Every entry must be repeated exactly. Exclude all pictures.
═════ Given information
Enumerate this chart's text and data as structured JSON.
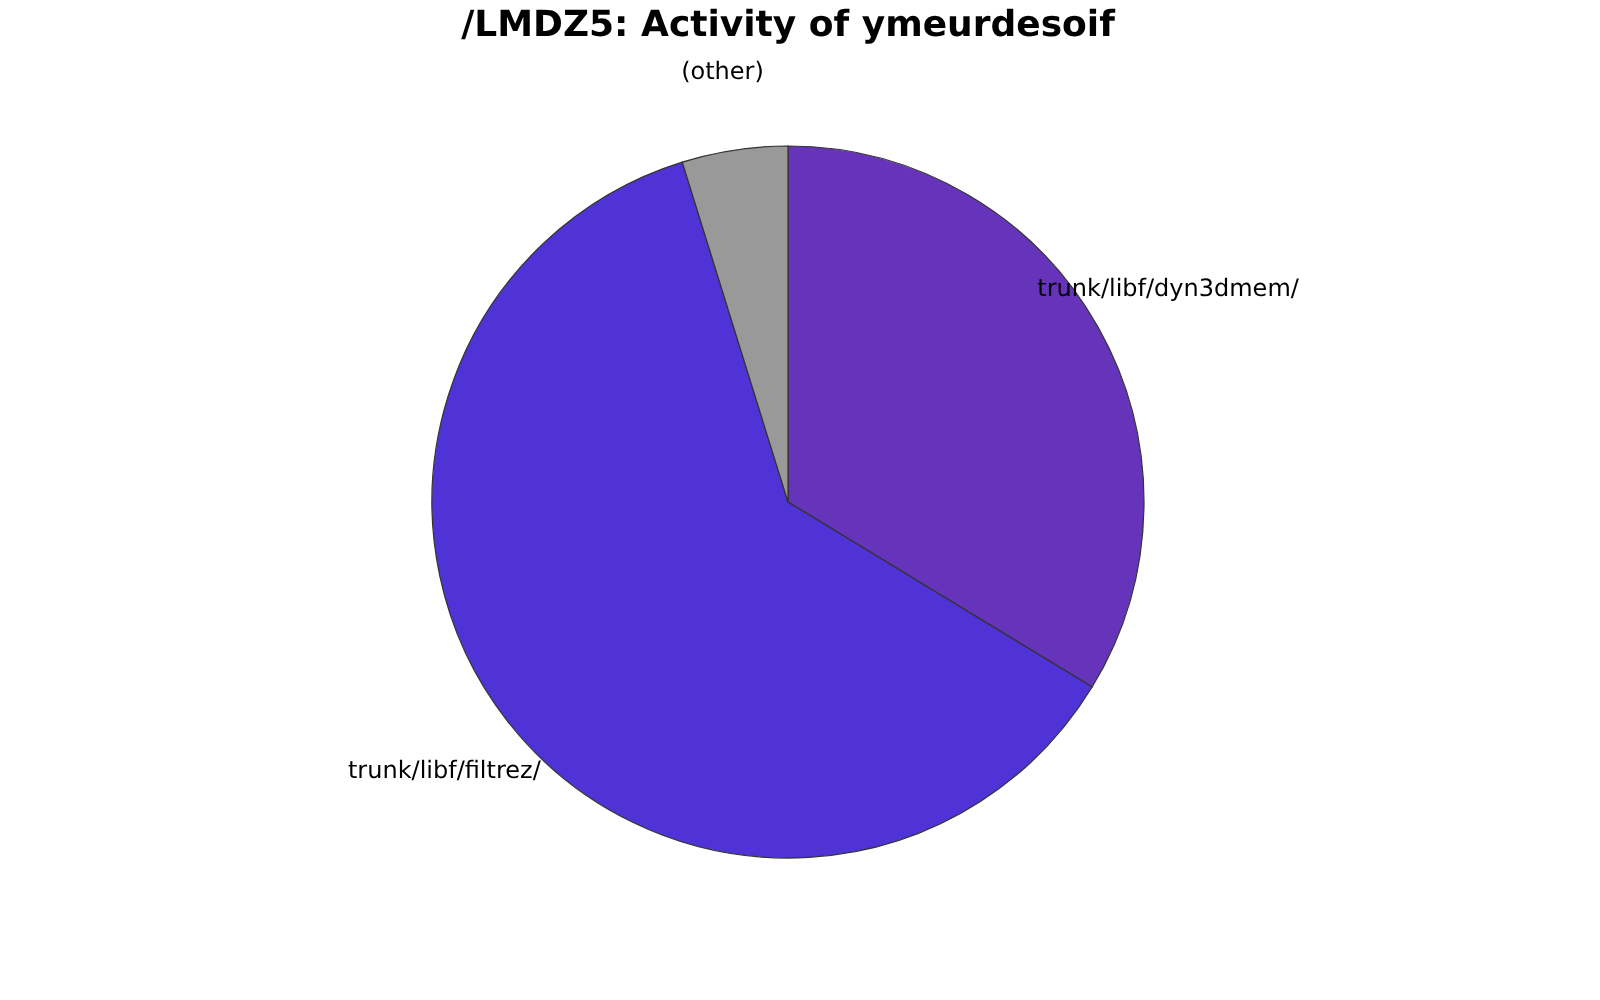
{
  "chart_data": {
    "type": "pie",
    "title": "/LMDZ5: Activity of ymeurdesoif",
    "categories": [
      "trunk/libf/dyn3dmem/",
      "trunk/libf/filtrez/",
      "(other)"
    ],
    "values": [
      33.7,
      61.5,
      4.8
    ],
    "colors": [
      "#6633bb",
      "#5033d6",
      "#999999"
    ],
    "legend": false
  }
}
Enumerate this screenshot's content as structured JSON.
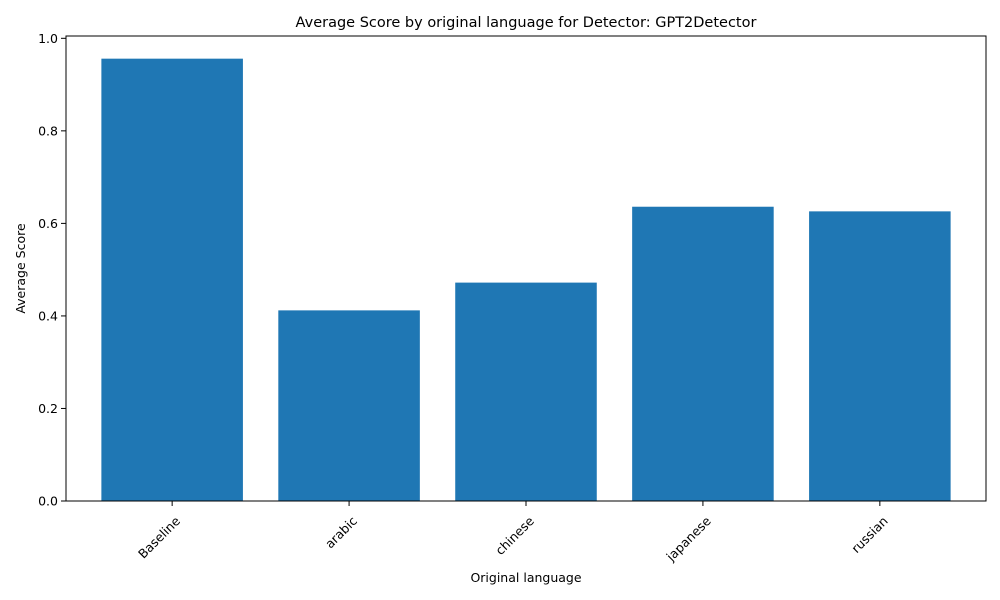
{
  "chart_data": {
    "type": "bar",
    "title": "Average Score by original language for Detector: GPT2Detector",
    "xlabel": "Original language",
    "ylabel": "Average Score",
    "categories": [
      "Baseline",
      "arabic",
      "chinese",
      "japanese",
      "russian"
    ],
    "values": [
      0.956,
      0.412,
      0.472,
      0.636,
      0.626
    ],
    "ylim": [
      0,
      1.005
    ],
    "yticks": [
      0.0,
      0.2,
      0.4,
      0.6,
      0.8,
      1.0
    ],
    "ytick_labels": [
      "0.0",
      "0.2",
      "0.4",
      "0.6",
      "0.8",
      "1.0"
    ],
    "bar_color": "#1f77b4",
    "grid": false,
    "legend": "none"
  }
}
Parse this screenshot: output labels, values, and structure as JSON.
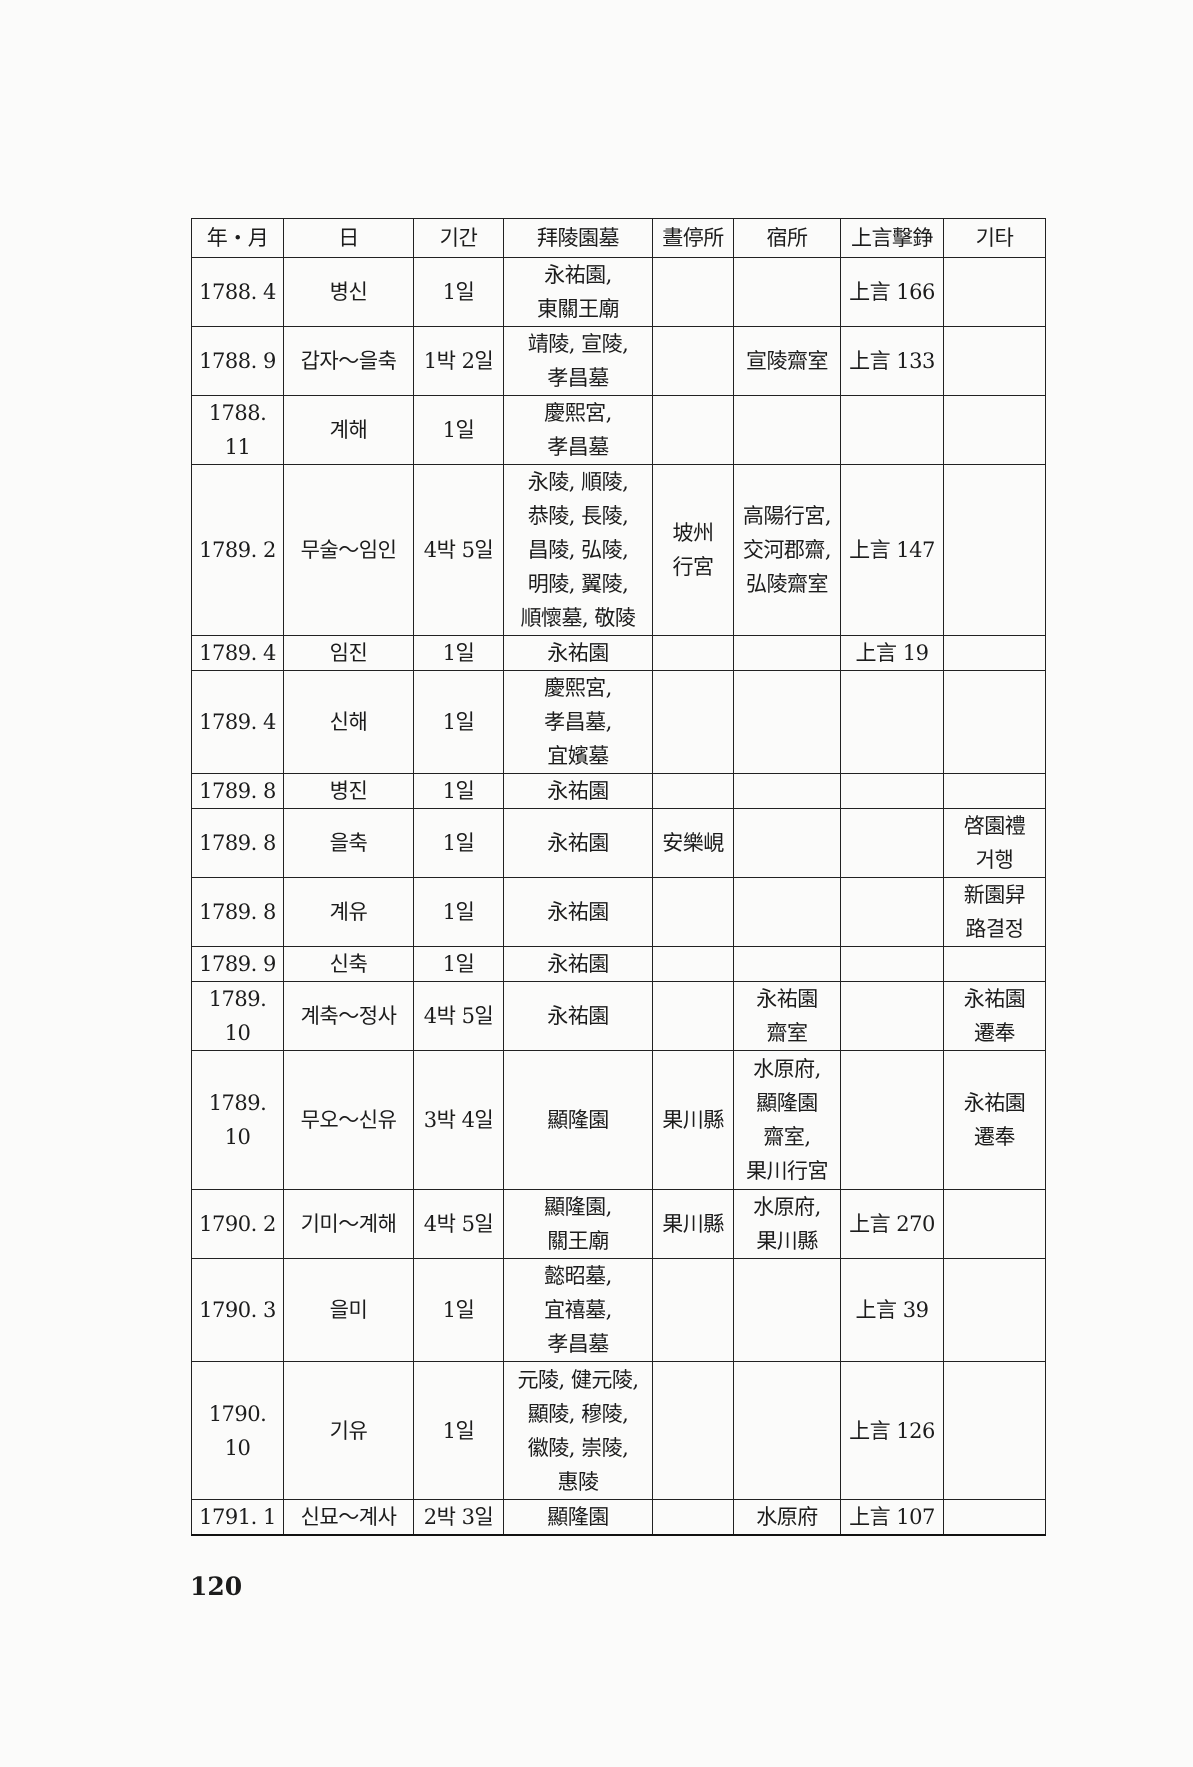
══════════
* _Response to this task_
Enumerate this chart's text and data as structured JSON.
{
  "chart_data": {
    "type": "pie",
    "title": "/LMDZ5: Activity of ymeurdesoif",
    "categories": [
      "trunk/libf/dyn3dmem/",
      "trunk/libf/filtrez/",
      "(other)"
    ],
    "values": [
      33.7,
      61.5,
      4.8
    ],
    "colors": [
      "#6633bb",
      "#5033d6",
      "#999999"
    ],
    "legend": false
  }
}
Enumerate this screenshot's content as structured JSON.
{
  "chart_data": {
    "type": "bar",
    "title": "Average Score by original language for Detector: GPT2Detector",
    "xlabel": "Original language",
    "ylabel": "Average Score",
    "categories": [
      "Baseline",
      "arabic",
      "chinese",
      "japanese",
      "russian"
    ],
    "values": [
      0.956,
      0.412,
      0.472,
      0.636,
      0.626
    ],
    "ylim": [
      0,
      1.005
    ],
    "yticks": [
      0.0,
      0.2,
      0.4,
      0.6,
      0.8,
      1.0
    ],
    "ytick_labels": [
      "0.0",
      "0.2",
      "0.4",
      "0.6",
      "0.8",
      "1.0"
    ],
    "bar_color": "#1f77b4",
    "grid": false,
    "legend": "none"
  }
}
Parse this screenshot: output labels, values, and structure as JSON.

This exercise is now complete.